* [Set problem]
Would you write out the listing verbatim and skip every picture in it?

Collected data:

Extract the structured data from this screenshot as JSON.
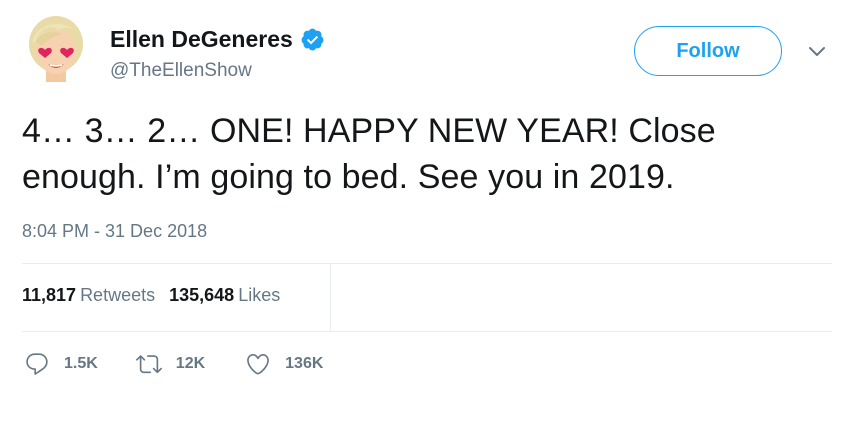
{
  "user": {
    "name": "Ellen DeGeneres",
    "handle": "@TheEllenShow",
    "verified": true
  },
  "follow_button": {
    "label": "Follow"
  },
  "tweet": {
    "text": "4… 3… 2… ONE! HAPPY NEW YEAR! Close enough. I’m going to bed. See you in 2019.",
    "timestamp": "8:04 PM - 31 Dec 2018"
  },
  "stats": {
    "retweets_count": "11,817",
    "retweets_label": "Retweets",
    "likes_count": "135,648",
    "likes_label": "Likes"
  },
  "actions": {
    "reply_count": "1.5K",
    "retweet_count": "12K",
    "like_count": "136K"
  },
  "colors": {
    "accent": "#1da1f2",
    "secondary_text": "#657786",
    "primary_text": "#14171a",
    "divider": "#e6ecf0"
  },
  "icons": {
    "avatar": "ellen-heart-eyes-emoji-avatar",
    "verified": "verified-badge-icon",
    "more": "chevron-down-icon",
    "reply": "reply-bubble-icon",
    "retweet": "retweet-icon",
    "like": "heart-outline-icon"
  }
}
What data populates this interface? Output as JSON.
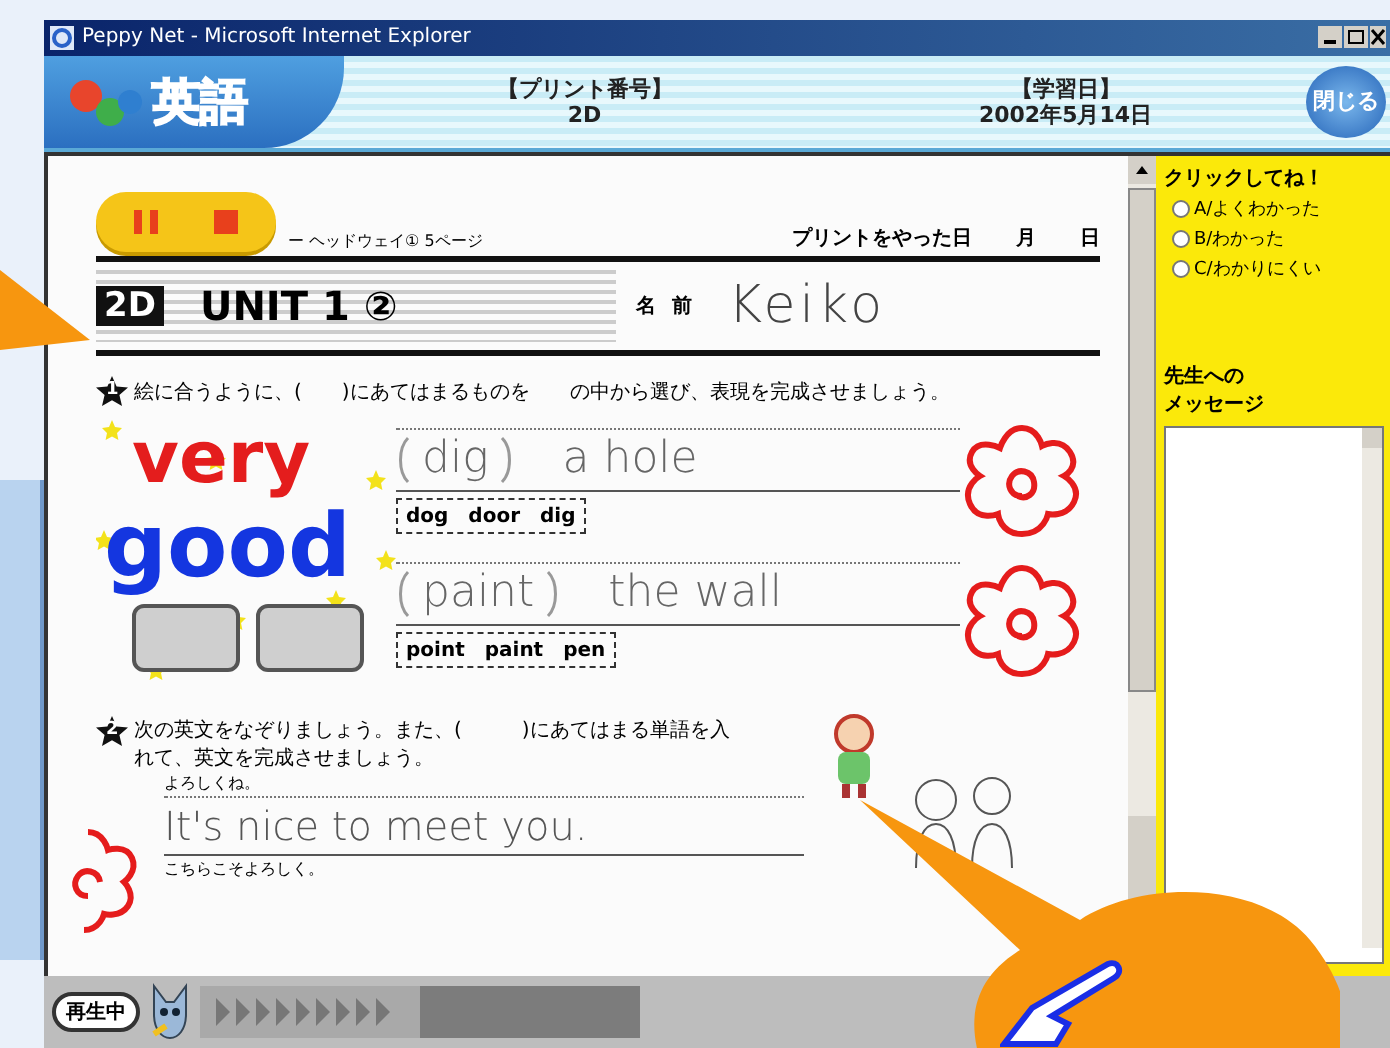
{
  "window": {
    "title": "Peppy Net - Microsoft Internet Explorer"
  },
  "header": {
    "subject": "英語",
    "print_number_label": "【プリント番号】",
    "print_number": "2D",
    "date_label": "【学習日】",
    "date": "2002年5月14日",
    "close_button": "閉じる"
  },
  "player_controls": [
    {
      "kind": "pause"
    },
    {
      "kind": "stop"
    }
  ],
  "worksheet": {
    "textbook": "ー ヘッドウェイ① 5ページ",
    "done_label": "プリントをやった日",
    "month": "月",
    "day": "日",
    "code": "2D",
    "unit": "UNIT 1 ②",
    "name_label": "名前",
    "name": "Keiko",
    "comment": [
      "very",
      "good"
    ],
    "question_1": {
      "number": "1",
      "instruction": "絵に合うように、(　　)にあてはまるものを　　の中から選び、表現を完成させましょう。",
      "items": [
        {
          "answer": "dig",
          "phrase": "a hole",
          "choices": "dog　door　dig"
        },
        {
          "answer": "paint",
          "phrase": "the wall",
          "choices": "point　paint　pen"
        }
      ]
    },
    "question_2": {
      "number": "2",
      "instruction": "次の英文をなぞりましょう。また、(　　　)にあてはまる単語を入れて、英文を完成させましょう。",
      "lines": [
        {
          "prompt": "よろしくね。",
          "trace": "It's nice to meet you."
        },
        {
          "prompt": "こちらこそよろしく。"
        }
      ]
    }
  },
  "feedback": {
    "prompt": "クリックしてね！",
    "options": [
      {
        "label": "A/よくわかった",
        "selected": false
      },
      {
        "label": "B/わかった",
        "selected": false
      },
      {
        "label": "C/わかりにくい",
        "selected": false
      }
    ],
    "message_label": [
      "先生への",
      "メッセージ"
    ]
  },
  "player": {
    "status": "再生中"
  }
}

* [Task output]
Extract the structured data from this screenshot as JSON.
{
  "user": {
    "name": "Ellen DeGeneres",
    "handle": "@TheEllenShow",
    "verified": true
  },
  "follow_button": {
    "label": "Follow"
  },
  "tweet": {
    "text": "4… 3… 2… ONE! HAPPY NEW YEAR! Close enough. I’m going to bed. See you in 2019.",
    "timestamp": "8:04 PM - 31 Dec 2018"
  },
  "stats": {
    "retweets_count": "11,817",
    "retweets_label": "Retweets",
    "likes_count": "135,648",
    "likes_label": "Likes"
  },
  "actions": {
    "reply_count": "1.5K",
    "retweet_count": "12K",
    "like_count": "136K"
  },
  "colors": {
    "accent": "#1da1f2",
    "secondary_text": "#657786",
    "primary_text": "#14171a",
    "divider": "#e6ecf0"
  },
  "icons": {
    "avatar": "ellen-heart-eyes-emoji-avatar",
    "verified": "verified-badge-icon",
    "more": "chevron-down-icon",
    "reply": "reply-bubble-icon",
    "retweet": "retweet-icon",
    "like": "heart-outline-icon"
  }
}
What data populates this interface? Output as JSON.
{
  "window": {
    "title": "Peppy Net - Microsoft Internet Explorer"
  },
  "header": {
    "subject": "英語",
    "print_number_label": "【プリント番号】",
    "print_number": "2D",
    "date_label": "【学習日】",
    "date": "2002年5月14日",
    "close_button": "閉じる"
  },
  "player_controls": [
    {
      "kind": "pause"
    },
    {
      "kind": "stop"
    }
  ],
  "worksheet": {
    "textbook": "ー ヘッドウェイ① 5ページ",
    "done_label": "プリントをやった日",
    "month": "月",
    "day": "日",
    "code": "2D",
    "unit": "UNIT 1 ②",
    "name_label": "名前",
    "name": "Keiko",
    "comment": [
      "very",
      "good"
    ],
    "question_1": {
      "number": "1",
      "instruction": "絵に合うように、(　　)にあてはまるものを　　の中から選び、表現を完成させましょう。",
      "items": [
        {
          "answer": "dig",
          "phrase": "a hole",
          "choices": "dog　door　dig"
        },
        {
          "answer": "paint",
          "phrase": "the wall",
          "choices": "point　paint　pen"
        }
      ]
    },
    "question_2": {
      "number": "2",
      "instruction": "次の英文をなぞりましょう。また、(　　　)にあてはまる単語を入れて、英文を完成させましょう。",
      "lines": [
        {
          "prompt": "よろしくね。",
          "trace": "It's nice to meet you."
        },
        {
          "prompt": "こちらこそよろしく。"
        }
      ]
    }
  },
  "feedback": {
    "prompt": "クリックしてね！",
    "options": [
      {
        "label": "A/よくわかった",
        "selected": false
      },
      {
        "label": "B/わかった",
        "selected": false
      },
      {
        "label": "C/わかりにくい",
        "selected": false
      }
    ],
    "message_label": [
      "先生への",
      "メッセージ"
    ]
  },
  "player": {
    "status": "再生中"
  }
}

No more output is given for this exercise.